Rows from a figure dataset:

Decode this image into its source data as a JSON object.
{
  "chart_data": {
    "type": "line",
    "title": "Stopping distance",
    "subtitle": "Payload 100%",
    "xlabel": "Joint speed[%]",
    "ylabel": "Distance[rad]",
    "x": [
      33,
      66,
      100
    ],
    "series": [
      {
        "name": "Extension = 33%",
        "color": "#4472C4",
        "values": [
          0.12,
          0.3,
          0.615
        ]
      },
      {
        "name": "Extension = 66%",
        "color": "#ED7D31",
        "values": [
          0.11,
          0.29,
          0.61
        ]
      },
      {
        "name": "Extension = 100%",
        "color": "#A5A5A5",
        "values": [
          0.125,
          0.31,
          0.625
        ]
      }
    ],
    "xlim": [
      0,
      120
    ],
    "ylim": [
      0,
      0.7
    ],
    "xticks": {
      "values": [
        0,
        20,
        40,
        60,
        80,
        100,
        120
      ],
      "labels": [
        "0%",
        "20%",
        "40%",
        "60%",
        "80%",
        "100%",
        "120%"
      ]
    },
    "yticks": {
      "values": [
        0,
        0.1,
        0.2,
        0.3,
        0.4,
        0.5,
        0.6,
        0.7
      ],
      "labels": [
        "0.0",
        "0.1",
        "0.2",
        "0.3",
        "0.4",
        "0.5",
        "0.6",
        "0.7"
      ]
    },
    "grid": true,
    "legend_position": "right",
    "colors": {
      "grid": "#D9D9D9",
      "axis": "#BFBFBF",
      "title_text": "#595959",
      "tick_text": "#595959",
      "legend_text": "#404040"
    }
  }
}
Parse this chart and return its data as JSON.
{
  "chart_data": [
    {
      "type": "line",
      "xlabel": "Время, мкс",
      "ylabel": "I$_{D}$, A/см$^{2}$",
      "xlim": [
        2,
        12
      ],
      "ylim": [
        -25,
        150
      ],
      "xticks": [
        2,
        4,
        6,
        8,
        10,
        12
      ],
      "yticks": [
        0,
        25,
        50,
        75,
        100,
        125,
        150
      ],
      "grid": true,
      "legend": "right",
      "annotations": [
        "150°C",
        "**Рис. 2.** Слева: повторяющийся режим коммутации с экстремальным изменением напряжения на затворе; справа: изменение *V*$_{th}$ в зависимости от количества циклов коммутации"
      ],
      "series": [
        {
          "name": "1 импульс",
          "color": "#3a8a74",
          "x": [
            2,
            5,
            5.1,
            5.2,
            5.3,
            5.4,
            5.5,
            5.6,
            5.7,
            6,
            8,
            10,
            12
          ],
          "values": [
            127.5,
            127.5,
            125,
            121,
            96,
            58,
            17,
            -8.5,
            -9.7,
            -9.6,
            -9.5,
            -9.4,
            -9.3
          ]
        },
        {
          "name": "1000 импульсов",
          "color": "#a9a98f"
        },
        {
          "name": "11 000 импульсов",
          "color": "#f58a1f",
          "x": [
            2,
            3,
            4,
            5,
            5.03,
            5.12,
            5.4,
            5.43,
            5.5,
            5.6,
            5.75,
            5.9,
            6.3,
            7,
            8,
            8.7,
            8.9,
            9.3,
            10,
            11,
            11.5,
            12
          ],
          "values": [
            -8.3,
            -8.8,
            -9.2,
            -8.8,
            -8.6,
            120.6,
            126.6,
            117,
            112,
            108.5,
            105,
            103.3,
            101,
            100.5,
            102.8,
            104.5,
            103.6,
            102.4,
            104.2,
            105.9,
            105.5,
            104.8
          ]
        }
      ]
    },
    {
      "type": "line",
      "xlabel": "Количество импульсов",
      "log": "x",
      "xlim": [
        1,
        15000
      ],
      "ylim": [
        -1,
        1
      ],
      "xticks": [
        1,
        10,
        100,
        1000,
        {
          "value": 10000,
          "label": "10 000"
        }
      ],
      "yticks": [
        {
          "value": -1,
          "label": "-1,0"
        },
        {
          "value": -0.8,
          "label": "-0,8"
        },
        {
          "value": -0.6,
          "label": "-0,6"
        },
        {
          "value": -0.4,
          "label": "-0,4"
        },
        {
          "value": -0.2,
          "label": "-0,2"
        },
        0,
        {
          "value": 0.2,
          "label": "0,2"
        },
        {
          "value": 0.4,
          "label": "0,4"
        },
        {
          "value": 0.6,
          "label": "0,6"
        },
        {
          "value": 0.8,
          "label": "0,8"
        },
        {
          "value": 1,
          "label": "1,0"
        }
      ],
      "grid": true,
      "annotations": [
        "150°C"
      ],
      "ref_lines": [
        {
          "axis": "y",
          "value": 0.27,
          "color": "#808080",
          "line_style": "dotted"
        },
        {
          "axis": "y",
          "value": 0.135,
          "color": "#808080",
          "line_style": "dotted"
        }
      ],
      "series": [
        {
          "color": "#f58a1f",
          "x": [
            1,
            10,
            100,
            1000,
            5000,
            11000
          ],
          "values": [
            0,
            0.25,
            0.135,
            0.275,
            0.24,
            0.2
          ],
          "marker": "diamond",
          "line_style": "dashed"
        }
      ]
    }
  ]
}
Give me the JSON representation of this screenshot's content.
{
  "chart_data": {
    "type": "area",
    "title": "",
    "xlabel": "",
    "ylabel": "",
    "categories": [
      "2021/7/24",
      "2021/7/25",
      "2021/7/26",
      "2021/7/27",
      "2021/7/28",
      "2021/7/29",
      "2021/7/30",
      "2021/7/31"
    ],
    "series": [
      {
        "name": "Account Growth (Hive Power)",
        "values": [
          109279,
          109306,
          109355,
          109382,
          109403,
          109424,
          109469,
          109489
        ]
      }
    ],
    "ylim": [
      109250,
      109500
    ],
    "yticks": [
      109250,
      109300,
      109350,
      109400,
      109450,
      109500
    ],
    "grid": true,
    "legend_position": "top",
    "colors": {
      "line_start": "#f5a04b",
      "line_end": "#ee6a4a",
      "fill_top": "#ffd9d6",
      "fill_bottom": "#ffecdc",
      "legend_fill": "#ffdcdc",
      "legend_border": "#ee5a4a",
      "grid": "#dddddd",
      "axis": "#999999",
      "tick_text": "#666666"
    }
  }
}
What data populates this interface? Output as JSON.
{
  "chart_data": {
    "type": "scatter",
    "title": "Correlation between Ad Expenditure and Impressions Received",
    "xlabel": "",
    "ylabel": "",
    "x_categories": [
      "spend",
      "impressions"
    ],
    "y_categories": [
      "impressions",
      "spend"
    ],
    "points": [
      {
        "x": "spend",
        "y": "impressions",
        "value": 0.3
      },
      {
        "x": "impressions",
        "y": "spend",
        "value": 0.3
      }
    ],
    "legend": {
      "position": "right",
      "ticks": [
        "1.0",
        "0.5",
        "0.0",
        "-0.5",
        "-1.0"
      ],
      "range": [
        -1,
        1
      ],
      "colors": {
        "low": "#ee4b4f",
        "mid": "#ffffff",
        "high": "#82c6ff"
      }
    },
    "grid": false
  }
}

Given task:
Determine how many lines of the listing above hold the word "type". Report that number without anything else.

Task response:
5